Is it possible to use a group by count in the havingPredicate for a CoreData fetch (for dupe detection)?
Asked Answered
P

3

5

For reference, the problem I'm trying to solve is efficiently finding and removing duplicates in a table that could have a lot of entries.

The table I am working with is called PersistedDay with a dayString object in it (it's a string. :-P). There are more columns that aren't relevant to this question. I'd like to find any PersistedDay's that have duplicates.

In SQL, this is one of the efficient ways you can do that (FYI, I can do this query on the CoreData backing SQLite DB):

SELECT ZDAYSTRING FROM ZPERSISTEDDAY GROUP BY ZDAYSTRING HAVING COUNT(ZDAYSTRING) > 1;

This returns ONLY the dayStrings that have duplicates and you can then get all of the fields for those objects by querying using the resulting day strings (you can use it as a sub query to do it all in one request).

Annotated element listings

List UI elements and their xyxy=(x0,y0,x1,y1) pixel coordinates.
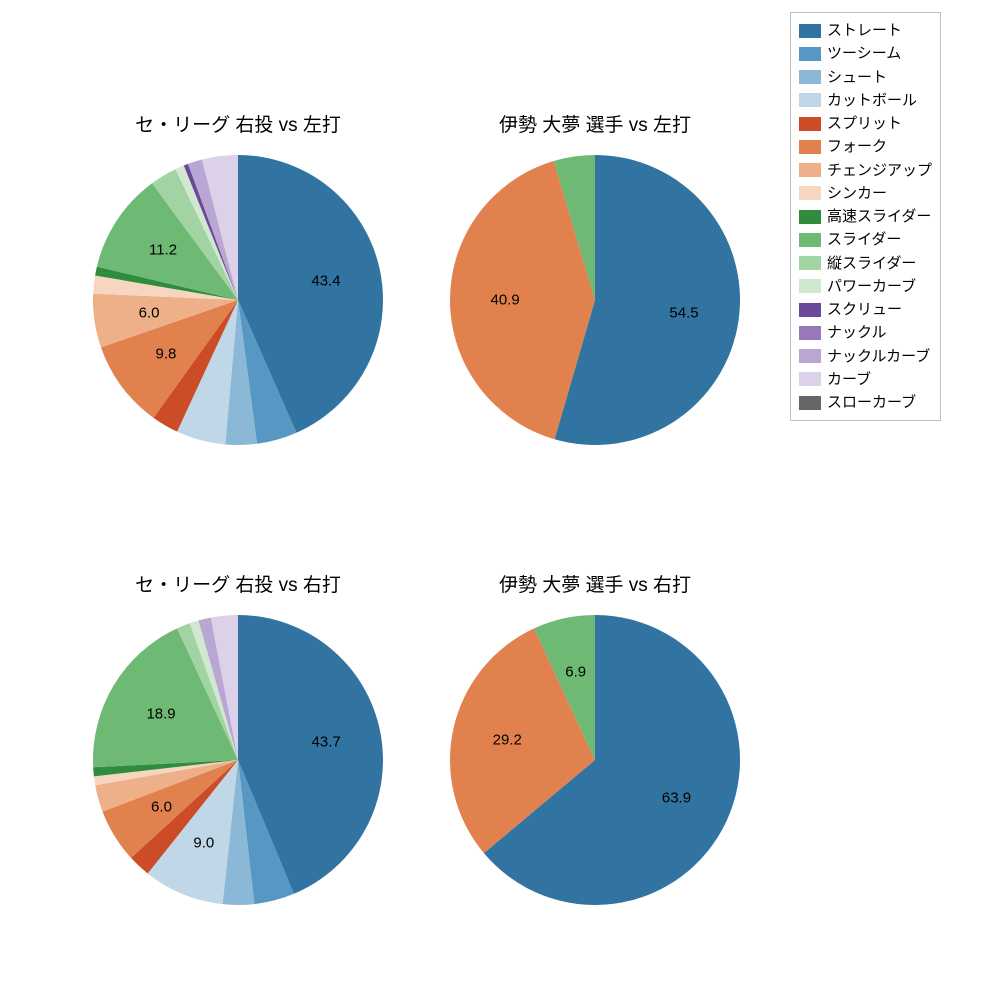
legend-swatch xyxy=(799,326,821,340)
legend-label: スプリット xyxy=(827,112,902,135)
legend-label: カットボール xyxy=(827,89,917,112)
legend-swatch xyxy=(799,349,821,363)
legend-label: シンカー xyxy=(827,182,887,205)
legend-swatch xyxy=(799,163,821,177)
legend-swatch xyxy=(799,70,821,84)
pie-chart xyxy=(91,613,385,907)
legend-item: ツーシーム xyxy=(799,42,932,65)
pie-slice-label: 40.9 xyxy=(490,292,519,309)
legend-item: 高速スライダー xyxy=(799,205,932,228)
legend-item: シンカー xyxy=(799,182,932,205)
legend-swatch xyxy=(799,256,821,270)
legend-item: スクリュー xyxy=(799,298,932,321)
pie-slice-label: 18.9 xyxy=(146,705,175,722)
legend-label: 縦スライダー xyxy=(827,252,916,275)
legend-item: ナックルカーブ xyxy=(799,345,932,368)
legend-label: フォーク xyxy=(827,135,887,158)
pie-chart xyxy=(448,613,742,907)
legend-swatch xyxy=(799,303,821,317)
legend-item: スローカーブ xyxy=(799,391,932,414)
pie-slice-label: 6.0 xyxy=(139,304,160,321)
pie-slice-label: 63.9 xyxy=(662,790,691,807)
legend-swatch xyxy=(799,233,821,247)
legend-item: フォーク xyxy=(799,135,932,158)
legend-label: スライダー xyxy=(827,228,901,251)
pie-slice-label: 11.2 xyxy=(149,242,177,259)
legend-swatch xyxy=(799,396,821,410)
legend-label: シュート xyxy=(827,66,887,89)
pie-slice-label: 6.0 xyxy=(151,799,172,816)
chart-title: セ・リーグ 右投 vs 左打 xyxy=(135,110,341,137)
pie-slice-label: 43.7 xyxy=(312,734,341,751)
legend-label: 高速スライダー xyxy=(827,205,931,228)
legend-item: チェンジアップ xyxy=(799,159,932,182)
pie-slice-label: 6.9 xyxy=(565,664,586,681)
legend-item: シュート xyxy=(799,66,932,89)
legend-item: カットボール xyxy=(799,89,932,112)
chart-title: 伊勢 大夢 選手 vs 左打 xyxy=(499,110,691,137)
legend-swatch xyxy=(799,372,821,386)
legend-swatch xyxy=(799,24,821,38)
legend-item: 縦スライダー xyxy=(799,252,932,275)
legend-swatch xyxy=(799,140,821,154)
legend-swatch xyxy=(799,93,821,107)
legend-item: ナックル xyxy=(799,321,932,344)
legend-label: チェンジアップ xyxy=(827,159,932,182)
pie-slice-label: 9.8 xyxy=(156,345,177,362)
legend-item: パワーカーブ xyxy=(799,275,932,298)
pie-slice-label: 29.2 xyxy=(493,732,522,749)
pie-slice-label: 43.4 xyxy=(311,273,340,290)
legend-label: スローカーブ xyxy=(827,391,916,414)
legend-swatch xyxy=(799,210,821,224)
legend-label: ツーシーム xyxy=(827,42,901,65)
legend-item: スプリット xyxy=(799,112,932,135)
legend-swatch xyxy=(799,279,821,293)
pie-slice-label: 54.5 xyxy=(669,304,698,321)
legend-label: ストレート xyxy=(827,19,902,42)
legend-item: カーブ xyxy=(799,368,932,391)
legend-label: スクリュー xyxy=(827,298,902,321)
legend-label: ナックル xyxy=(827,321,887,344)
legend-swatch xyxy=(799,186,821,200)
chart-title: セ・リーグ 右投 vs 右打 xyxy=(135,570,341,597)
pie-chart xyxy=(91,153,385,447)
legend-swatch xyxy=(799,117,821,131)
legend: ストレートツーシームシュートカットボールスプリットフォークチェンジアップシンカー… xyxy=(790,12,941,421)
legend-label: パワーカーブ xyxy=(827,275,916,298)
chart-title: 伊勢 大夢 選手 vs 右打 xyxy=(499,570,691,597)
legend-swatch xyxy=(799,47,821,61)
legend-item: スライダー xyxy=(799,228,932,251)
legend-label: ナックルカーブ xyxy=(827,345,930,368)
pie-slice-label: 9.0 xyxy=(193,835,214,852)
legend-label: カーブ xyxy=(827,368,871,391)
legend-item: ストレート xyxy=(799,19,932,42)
--
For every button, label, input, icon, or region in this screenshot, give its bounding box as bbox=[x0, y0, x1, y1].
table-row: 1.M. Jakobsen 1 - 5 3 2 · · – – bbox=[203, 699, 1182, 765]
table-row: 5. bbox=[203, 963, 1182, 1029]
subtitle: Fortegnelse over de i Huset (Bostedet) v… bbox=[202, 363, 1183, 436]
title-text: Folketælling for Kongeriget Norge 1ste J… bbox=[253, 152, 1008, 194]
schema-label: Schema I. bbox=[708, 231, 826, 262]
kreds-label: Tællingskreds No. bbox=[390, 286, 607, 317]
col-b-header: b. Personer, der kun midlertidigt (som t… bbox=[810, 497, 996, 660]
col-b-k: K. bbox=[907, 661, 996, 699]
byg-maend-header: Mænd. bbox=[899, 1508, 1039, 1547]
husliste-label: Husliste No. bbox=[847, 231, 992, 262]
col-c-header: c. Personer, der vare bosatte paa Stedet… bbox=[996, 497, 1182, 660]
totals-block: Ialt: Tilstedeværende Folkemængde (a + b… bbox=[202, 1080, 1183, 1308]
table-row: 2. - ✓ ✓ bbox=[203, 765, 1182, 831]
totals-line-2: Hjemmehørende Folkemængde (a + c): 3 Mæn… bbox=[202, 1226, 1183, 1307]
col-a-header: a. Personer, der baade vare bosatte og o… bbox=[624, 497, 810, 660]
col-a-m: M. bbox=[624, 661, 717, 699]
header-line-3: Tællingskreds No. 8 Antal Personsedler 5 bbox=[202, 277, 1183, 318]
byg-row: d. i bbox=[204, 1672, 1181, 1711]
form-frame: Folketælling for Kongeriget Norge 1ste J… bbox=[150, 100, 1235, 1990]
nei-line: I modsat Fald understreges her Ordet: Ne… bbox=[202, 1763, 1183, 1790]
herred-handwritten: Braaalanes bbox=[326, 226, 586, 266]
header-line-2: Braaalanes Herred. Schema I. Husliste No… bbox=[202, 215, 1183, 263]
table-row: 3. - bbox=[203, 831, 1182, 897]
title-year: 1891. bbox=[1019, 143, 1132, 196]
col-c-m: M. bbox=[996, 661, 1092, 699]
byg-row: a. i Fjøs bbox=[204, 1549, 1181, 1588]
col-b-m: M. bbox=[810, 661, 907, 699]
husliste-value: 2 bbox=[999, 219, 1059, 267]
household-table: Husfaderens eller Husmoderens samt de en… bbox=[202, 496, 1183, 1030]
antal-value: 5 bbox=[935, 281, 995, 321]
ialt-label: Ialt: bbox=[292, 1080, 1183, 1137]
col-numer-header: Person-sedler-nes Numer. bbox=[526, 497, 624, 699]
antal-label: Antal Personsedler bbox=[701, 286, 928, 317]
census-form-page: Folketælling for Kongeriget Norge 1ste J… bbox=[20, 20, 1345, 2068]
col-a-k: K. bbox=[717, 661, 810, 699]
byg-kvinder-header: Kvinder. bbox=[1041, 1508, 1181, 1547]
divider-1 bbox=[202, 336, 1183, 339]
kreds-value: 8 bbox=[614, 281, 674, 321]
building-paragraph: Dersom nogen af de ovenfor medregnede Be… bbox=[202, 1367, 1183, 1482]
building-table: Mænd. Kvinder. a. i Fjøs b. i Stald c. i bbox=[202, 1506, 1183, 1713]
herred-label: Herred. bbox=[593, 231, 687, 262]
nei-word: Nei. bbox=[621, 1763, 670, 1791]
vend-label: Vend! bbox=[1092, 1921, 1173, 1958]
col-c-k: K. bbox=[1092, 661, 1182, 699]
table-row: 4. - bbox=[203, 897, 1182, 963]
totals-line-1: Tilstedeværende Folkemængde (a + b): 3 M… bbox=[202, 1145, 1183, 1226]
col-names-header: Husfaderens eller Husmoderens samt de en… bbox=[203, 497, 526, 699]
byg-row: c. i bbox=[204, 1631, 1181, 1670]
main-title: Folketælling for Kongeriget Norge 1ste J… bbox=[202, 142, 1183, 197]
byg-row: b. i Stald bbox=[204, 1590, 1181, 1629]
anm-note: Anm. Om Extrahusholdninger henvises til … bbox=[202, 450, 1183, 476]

TO BE DONE
[a] What does the SQL query given in the Core Data question return?
[b] Update the Core Data question between "Is it possible" and "that have duplicates.", inclusive, replacing "duplicates" with "repeats".

LIST OF SOLUTIONS
[a] It returns only the dayStrings that have duplicates.

[b]
Is it possible to use a group by count in the havingPredicate for a CoreData fetch (for dupe detection)?
Asked Answered
P

3

5

For reference, the problem I'm trying to solve is efficiently finding and removing repeats in a table that could have a lot of entries.

The table I am working with is called PersistedDay with a dayString object in it (it's a string. :-P). There are more columns that aren't relevant to this question. I'd like to find any PersistedDay's that have repeats.